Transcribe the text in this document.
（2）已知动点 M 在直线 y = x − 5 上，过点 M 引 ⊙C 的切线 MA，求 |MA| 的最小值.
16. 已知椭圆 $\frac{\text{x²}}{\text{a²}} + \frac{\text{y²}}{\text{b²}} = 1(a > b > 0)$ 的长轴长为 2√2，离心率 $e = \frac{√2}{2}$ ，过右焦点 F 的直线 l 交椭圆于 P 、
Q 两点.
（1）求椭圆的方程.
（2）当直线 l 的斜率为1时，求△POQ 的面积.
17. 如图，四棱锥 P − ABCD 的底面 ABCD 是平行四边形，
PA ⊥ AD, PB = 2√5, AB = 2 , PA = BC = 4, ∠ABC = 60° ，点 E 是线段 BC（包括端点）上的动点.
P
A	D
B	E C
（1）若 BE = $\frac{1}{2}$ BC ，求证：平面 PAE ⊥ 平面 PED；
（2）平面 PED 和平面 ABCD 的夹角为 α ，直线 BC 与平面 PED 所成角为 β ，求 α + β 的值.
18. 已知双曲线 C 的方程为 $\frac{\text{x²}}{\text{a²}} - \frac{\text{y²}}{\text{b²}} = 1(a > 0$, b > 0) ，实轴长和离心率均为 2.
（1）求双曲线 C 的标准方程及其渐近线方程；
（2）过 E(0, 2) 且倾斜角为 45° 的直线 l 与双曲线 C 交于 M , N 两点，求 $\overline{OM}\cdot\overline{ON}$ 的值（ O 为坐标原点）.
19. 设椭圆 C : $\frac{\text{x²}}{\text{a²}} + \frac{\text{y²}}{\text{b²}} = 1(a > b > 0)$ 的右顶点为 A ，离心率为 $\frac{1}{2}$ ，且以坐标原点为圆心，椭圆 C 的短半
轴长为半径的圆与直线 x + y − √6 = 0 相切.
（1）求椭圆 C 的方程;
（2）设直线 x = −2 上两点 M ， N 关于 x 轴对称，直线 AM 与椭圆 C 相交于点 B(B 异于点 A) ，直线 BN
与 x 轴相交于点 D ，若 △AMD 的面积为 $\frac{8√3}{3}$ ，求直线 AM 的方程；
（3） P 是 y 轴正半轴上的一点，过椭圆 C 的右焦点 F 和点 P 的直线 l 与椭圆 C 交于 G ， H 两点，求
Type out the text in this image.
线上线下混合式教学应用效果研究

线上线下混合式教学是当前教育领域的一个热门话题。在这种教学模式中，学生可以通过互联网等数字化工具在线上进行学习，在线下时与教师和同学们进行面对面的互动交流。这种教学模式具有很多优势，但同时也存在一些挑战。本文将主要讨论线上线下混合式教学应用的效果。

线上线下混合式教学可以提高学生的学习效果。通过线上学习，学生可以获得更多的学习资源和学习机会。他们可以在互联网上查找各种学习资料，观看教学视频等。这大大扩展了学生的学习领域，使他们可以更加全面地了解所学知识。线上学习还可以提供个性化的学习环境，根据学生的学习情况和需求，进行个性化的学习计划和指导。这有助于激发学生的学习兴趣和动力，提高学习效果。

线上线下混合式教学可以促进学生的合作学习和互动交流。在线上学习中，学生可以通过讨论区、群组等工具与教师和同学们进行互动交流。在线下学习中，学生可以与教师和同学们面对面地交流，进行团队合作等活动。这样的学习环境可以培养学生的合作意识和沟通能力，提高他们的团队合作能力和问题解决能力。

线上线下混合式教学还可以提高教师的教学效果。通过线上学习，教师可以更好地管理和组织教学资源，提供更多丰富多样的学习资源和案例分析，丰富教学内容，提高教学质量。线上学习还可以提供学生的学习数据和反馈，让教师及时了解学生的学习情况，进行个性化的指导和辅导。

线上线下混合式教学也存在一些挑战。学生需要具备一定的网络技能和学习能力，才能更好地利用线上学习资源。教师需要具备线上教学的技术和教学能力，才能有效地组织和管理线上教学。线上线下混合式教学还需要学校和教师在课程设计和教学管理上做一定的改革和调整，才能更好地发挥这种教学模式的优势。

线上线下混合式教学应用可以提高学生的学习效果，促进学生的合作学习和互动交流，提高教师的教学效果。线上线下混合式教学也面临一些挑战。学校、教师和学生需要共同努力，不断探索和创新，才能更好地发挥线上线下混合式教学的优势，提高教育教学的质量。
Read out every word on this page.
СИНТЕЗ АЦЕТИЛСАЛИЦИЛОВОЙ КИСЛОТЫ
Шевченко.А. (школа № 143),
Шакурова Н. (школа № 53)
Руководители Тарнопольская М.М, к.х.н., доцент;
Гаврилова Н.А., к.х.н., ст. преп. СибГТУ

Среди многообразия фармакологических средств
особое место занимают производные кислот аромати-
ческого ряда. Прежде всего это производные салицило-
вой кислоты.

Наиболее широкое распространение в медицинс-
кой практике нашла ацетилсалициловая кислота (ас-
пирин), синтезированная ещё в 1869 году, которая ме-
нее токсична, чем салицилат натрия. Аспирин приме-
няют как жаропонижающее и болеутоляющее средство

= = = = = = =

■ What the exercise asks
Give back exactly the lines from the line containing "Read out every word on this page." to the end of the entries, and no other lines.

■ Expected output
Read out every word on this page.
СИНТЕЗ АЦЕТИЛСАЛИЦИЛОВОЙ КИСЛОТЫ
Шевченко.А. (школа № 143),
Шакурова Н. (школа № 53)
Руководители Тарнопольская М.М, к.х.н., доцент;
Гаврилова Н.А., к.х.н., ст. преп. СибГТУ

Среди многообразия фармакологических средств
особое место занимают производные кислот аромати-
ческого ряда. Прежде всего это производные салицило-
вой кислоты.

Наиболее широкое распространение в медицинс-
кой практике нашла ацетилсалициловая кислота (ас-
пирин), синтезированная ещё в 1869 году, которая ме-
нее токсична, чем салицилат натрия. Аспирин приме-
няют как жаропонижающее и болеутоляющее средство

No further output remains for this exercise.